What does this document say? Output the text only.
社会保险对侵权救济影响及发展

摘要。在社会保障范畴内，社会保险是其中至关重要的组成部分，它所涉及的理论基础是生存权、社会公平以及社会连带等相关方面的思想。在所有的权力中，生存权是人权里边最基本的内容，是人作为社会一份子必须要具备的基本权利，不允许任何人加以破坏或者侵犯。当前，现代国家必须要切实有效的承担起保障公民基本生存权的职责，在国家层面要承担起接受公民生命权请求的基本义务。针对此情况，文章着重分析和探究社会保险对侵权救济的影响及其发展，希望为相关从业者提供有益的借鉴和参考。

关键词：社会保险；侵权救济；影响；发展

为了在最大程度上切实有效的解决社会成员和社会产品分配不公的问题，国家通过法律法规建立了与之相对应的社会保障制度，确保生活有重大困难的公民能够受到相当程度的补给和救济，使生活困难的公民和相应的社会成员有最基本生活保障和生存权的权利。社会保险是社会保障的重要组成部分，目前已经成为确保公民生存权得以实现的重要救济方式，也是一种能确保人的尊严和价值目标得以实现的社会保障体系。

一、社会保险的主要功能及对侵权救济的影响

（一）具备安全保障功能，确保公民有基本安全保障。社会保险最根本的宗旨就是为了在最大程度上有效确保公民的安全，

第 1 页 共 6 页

____

→ **Goal**
Return all of the entries word for word.

→ **Task response**
What does this document say? Output the text only.
社会保险对侵权救济影响及发展

摘要。在社会保障范畴内，社会保险是其中至关重要的组成部分，它所涉及的理论基础是生存权、社会公平以及社会连带等相关方面的思想。在所有的权力中，生存权是人权里边最基本的内容，是人作为社会一份子必须要具备的基本权利，不允许任何人加以破坏或者侵犯。当前，现代国家必须要切实有效的承担起保障公民基本生存权的职责，在国家层面要承担起接受公民生命权请求的基本义务。针对此情况，文章着重分析和探究社会保险对侵权救济的影响及其发展，希望为相关从业者提供有益的借鉴和参考。

关键词：社会保险；侵权救济；影响；发展

为了在最大程度上切实有效的解决社会成员和社会产品分配不公的问题，国家通过法律法规建立了与之相对应的社会保障制度，确保生活有重大困难的公民能够受到相当程度的补给和救济，使生活困难的公民和相应的社会成员有最基本生活保障和生存权的权利。社会保险是社会保障的重要组成部分，目前已经成为确保公民生存权得以实现的重要救济方式，也是一种能确保人的尊严和价值目标得以实现的社会保障体系。

一、社会保险的主要功能及对侵权救济的影响

（一）具备安全保障功能，确保公民有基本安全保障。社会保险最根本的宗旨就是为了在最大程度上有效确保公民的安全，

第 1 页 共 6 页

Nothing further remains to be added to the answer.